**Texte de référence**
---
Force est de constater que la production de cet Armide, dernière tragédie en musique de Lully, a fait couler beaucoup d’encre, suscitant même la réprobation d’une partie du public lors de la première devant cette adaptation moderne signée par l’iconoclaste Robert Carsen.
Du point de vue musical, les compliments s'imposent.
Les Arts Florissants sont toujours au sommet de leur art, prodiguant à la fois un continuo des plus éloquents et des orchestrations délicieusement fruitées, pouvant aller jusqu’aux limites physiques des instruments dans les instants les plus tendus de la rage d’Armide. William Christie se fait toujours gentleman, avec une direction à la fois énergique et follement élégante, en tout cas toujours expressive, mais sans jamais sombrer dans la surenchère pourtant aisée dans ce répertoire.Les chanteurs réunis ici sont de premier ordre, à commencer par les rôles masculins.
Paul Agnew, au côté de Christie, a déjà signé bon nombre de références et le ténor livre une fois de plus une interprétation impeccable de bout en bout, avec ce timbre inimitable, fluide, clair et sensuel à la fois, au souffle toujours idéalement dosé et à l’engagement un rien distancié, même si totalement impliqué.
Claire Debono et Isabelle Druet, distribuées dans des rôles protéiformes, nous ravissent du plaisir qu’elles prennent à changer de personnage et de personnalité avec une grâce et un humour infinis.
Mention spéciale également pour la Haine incarnée par Laurent Naouri, au timbre si caractéristique, anguleux, ferme et souple à la fois, même si le déshabillé de soie ne lui va pas vraiment !
Quant au rôle-titre tenu d’une main tonique par Stéphanie d’Oustrac, littéralement électrisée, il n’inspire que l’admiration. Certes, le timbre manque parfois de précision dans les aigus, mais Armide lui va si bien, notamment dans la scène finale, d’une puissance impressionnante.
Non, ce n’est donc pas du côté de la musique que le bât a blessé lors des représentations au Théâtre des Champs-Élysées, mais bien de la mise en scène.
Pour faire pénétrer le spectateur dans l’univers de ce conte hautement référentiel, Robert Carsen a imaginé que le Château de Versailles pourrait être la clef. Le Prologue, à la gloire du Roi Soleil, s’accompagne ainsi d’une visite de sa demeure - galerie des glaces et chambre du Roi - en projection synchronisée sur un écran géant…
Le ressort a alors paru facile, tout comme l’idée d’un visiteur qui s’endort sur le lit du roi (impensable !) pour devenir, dans ses rêves, le Renaud de Lully et faire en sorte de plonger le public dans l’histoire qui prend alors vie… sur scène.
---
**Extraits du corpus**

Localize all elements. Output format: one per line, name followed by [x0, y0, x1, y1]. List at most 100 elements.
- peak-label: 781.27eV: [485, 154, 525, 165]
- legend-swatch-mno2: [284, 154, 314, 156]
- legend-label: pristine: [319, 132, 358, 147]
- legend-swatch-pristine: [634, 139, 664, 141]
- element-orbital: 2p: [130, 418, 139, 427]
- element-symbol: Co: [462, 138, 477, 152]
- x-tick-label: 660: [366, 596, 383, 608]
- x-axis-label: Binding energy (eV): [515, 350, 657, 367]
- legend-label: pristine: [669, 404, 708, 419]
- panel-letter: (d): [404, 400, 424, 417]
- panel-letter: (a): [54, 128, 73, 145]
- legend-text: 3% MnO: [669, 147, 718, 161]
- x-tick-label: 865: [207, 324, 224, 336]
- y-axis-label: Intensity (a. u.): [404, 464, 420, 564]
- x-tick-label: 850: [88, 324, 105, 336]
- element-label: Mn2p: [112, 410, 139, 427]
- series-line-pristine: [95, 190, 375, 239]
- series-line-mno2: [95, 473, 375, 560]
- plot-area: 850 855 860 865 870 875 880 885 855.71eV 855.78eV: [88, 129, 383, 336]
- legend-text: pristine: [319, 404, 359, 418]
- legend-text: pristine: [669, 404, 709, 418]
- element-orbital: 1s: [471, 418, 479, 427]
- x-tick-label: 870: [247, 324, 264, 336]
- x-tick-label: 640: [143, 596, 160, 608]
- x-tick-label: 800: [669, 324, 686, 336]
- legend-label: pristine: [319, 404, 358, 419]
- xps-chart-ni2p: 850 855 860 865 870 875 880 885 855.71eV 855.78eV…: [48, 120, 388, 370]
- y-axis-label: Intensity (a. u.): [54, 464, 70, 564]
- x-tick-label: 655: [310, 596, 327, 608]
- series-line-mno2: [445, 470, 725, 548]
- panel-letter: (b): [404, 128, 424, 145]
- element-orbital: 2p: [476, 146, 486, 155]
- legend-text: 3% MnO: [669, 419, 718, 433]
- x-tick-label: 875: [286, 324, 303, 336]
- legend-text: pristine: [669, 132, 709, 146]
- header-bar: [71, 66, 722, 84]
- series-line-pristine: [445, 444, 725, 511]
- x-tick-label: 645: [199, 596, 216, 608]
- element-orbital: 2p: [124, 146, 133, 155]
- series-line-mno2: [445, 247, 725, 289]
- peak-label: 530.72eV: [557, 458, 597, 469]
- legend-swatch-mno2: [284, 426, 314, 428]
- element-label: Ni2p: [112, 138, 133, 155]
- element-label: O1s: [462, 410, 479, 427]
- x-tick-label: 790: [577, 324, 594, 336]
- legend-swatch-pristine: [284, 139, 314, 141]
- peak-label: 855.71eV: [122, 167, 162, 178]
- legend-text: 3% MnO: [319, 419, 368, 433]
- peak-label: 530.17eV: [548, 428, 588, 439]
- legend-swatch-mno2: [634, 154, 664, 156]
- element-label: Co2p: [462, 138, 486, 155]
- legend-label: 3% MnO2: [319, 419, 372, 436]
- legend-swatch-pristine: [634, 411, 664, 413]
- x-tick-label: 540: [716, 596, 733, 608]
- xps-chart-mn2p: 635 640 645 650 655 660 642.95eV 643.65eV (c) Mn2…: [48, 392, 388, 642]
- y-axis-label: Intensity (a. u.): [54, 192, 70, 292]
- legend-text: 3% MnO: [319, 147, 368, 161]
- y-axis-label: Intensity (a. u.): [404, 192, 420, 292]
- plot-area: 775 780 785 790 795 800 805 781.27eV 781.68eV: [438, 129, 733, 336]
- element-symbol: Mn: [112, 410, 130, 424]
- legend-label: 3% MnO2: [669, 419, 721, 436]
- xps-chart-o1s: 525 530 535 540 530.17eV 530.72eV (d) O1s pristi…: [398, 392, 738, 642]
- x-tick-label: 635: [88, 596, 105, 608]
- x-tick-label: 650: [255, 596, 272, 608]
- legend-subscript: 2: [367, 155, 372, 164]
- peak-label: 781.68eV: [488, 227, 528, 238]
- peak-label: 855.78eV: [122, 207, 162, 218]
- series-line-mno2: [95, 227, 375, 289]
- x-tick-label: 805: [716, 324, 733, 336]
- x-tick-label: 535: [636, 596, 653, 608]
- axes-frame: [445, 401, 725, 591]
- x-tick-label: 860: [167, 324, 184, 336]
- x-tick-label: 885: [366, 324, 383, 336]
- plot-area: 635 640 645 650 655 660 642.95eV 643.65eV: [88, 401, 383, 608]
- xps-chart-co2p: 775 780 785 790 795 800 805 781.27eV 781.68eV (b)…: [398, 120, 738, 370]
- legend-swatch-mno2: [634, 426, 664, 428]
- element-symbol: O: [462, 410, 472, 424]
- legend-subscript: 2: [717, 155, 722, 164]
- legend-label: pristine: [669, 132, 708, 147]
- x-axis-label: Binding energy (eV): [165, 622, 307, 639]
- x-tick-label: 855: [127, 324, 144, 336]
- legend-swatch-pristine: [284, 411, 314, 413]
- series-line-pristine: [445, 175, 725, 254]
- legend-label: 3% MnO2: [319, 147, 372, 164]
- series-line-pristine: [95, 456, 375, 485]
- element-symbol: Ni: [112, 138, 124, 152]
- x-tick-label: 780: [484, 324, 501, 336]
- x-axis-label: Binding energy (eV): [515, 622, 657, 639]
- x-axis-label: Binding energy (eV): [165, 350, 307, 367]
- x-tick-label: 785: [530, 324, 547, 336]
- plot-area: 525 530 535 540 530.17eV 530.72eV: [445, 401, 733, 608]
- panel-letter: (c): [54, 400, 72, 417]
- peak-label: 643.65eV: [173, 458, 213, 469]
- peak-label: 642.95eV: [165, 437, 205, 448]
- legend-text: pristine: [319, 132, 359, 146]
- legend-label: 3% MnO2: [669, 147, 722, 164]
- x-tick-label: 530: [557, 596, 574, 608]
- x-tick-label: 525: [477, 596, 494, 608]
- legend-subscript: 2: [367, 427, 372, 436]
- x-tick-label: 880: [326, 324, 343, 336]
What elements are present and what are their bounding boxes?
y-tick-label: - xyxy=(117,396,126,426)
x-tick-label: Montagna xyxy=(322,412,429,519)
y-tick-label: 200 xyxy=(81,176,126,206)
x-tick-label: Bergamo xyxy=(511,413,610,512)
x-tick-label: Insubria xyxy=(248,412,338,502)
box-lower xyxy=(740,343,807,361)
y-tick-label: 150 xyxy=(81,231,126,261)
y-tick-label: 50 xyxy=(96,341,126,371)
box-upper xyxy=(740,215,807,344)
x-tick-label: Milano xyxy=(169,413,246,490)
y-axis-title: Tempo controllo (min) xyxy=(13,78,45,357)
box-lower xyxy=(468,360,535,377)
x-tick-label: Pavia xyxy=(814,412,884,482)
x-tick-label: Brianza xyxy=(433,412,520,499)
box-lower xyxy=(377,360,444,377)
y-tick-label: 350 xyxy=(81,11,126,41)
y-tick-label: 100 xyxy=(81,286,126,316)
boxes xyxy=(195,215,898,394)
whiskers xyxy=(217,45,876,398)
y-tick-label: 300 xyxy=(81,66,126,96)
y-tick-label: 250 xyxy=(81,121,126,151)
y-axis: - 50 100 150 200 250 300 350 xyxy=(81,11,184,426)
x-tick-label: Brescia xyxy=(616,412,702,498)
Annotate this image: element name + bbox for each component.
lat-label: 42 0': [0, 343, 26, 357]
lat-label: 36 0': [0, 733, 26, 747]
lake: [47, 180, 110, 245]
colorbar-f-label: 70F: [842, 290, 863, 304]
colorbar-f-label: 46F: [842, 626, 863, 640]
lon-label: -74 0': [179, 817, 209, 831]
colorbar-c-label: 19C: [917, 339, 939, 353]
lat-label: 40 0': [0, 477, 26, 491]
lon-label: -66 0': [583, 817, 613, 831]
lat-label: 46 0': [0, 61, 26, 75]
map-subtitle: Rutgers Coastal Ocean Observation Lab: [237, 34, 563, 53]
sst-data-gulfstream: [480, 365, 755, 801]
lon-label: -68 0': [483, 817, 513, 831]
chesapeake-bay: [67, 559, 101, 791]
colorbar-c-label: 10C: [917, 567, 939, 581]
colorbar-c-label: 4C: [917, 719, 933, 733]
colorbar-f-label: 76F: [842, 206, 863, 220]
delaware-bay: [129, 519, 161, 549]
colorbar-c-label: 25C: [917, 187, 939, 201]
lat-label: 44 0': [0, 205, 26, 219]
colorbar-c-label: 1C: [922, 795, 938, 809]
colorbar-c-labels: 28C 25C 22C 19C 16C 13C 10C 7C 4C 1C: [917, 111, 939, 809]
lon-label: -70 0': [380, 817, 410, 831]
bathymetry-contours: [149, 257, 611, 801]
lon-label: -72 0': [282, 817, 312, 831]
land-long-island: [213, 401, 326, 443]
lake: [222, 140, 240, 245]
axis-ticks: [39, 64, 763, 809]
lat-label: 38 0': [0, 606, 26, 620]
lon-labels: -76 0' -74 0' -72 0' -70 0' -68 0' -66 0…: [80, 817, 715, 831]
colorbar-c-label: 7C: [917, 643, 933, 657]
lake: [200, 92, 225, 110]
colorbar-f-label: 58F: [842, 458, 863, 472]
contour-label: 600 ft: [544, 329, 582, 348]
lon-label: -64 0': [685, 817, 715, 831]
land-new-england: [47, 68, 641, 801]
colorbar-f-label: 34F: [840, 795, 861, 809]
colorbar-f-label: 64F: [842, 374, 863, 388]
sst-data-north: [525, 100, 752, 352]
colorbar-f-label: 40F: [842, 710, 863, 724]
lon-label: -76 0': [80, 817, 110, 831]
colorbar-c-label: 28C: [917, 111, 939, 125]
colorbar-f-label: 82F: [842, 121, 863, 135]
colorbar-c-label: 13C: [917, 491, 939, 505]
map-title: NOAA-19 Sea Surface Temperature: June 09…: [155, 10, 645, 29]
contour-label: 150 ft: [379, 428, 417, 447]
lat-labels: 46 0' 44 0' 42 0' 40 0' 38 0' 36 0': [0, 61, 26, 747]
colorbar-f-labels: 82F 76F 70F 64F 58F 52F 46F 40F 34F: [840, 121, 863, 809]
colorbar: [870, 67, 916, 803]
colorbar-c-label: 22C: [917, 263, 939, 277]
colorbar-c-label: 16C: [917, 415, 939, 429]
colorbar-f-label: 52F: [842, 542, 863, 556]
---
**Consigne**
Prolongez la critique d'Armide au-delà de sa dernière phrase. Les items présentés ci-dessus n'ont aucun lien avec la critique d'Armide.

**Corrigé**
Cependant, ce qui n’a pas fonctionné pour le public d’alors prouve son efficacité, et de façon merveilleuse, au visionnage du présent programme, comme si Robert Carsen avait conçu sa mise en scène davantage pour l'exploitation vidéo que pour le direct. Car la captation de François Roussillon transforme cette vidéoconférence un peu lourde du Prologue en un véritable "montage" de cinéma, ce qui le rend non seulement très vivant, mais surtout totalement pertinent. Un tour de passe-passe pleinement efficace qui fait de la scène, utilisée pour le corps de l’opéra, un véritable lieu de rêve, avec sa lumière, ses décors, ses ambiances, en opposition avec Versailles (musée) figurant le réel… En dépit du ballet (eh oui, les touristes se mettent à danser dans la Galerie des Glaces !), ce contraste entre le "réalisme" de la visite de Versailles filmée comme un reportage, et l’ambiance de la scène mise en lumières par Robert Carsen se montre saisissant et particulièrement parlant. Le présent film ne peut plus être tenu pour un simple témoignage, mais bien pour un élément du discours du metteur en scène au fait des outils de son temps. L’opéra qui en découle sur scène devient alors totalement crédible, tandis que les références glissées ici et là à la culture contemporaine - pubs Dior, American Beauty, etc. - mettent bien en parallèle le côté surfait, superficiel et biaisé des amours de Renaud et Armide et celui de la pompe versaillaise, même si le raccourci est un peu rapide.
Le musicologue Philippe Beaussant a ainsi bien montré dans ses écrits tels Versailles, Opéra, que le rapport à l’image à l’époque baroque était plus complexe, voire à l’inverse de notre conception actuelle.
Enfin, sans chercher la petite bête, cela fonctionne au final pas si mal et les spécialistes y trouveront simplement matière à approfondissement.
D’aucuns ont pensé que cet Armide allait être l’Atys du XXIe siècle. C’est là sans doute leur erreur et la raison de leur déception. Cette production d’Armide est bien une production de notre siècle, certes pas la plus inspirée ou la plus magique, mais cohérente, en phase avec son temps, assumée et convaincante. C’est bien là l’essentiel.
À noter : Ce double DVD est présenté dans un très beau digipack intégrant un superbe livret richement illustré.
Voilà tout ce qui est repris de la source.